_Problem statement_
Find each line containing the string "JSON". Copy it.

(Data records)
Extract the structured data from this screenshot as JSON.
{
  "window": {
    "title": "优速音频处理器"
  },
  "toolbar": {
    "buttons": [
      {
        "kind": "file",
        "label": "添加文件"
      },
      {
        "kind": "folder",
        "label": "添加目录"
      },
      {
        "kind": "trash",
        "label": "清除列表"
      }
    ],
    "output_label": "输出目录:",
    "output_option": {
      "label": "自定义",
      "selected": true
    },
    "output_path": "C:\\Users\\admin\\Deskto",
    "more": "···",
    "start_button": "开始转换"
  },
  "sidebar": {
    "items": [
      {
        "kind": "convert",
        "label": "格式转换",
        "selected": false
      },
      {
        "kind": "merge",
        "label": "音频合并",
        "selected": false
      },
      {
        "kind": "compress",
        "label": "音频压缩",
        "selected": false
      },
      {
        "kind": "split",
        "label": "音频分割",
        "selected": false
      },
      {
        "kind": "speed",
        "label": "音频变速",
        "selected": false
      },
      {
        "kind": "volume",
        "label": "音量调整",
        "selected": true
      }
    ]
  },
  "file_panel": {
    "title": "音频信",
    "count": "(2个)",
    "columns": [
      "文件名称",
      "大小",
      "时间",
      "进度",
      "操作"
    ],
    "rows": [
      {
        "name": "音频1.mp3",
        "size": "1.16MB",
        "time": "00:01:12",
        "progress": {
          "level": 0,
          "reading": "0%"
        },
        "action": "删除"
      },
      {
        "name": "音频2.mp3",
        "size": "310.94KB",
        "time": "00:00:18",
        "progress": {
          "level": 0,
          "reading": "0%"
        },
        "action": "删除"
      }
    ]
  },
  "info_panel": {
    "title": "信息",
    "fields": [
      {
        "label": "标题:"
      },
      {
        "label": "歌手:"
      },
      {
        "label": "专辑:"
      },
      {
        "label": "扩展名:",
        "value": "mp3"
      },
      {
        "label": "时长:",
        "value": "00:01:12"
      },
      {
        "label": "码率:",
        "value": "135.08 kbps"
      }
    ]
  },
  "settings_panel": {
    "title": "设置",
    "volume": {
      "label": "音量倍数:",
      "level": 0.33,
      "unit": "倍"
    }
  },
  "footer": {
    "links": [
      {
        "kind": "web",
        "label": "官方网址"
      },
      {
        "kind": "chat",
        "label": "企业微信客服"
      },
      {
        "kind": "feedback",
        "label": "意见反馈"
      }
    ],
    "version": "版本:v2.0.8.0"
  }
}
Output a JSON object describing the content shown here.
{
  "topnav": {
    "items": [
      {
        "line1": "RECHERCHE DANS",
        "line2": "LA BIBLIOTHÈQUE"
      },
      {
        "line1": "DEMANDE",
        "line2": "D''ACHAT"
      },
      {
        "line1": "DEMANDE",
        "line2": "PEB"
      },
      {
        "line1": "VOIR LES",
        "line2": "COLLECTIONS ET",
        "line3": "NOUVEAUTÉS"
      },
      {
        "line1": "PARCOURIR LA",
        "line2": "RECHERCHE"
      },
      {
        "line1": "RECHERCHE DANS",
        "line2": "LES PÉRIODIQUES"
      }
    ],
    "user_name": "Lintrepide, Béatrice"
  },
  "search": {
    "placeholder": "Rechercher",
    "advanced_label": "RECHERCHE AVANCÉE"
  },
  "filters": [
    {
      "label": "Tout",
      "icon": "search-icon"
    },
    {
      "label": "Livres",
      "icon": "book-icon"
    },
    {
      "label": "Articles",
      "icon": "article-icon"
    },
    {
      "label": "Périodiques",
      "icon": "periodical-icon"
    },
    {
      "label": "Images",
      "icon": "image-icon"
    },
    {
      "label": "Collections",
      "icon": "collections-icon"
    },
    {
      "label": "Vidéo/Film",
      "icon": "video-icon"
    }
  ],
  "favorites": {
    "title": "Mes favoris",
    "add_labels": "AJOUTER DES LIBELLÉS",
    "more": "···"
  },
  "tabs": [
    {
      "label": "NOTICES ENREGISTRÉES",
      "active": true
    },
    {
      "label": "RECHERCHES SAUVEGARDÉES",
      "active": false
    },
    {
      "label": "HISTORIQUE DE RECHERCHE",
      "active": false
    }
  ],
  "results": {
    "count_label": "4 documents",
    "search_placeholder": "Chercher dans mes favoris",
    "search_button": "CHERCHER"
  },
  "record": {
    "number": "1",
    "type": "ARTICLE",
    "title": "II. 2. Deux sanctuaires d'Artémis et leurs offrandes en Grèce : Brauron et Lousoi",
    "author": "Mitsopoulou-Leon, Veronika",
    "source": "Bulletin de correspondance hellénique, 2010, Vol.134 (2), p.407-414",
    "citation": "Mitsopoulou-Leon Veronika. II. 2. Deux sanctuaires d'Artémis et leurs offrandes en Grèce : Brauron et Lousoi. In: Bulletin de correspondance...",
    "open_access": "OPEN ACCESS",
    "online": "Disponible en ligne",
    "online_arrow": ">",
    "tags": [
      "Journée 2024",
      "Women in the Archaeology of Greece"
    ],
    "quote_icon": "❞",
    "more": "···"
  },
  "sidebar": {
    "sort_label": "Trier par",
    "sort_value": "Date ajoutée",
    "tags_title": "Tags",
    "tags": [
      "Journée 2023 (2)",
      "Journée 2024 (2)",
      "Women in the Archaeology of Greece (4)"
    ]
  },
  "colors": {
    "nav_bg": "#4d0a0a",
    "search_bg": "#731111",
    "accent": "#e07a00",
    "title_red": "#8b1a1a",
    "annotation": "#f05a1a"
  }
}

_Response for this exercise_
Extract the structured data from this screenshot as JSON.
Output a JSON object describing the content shown here.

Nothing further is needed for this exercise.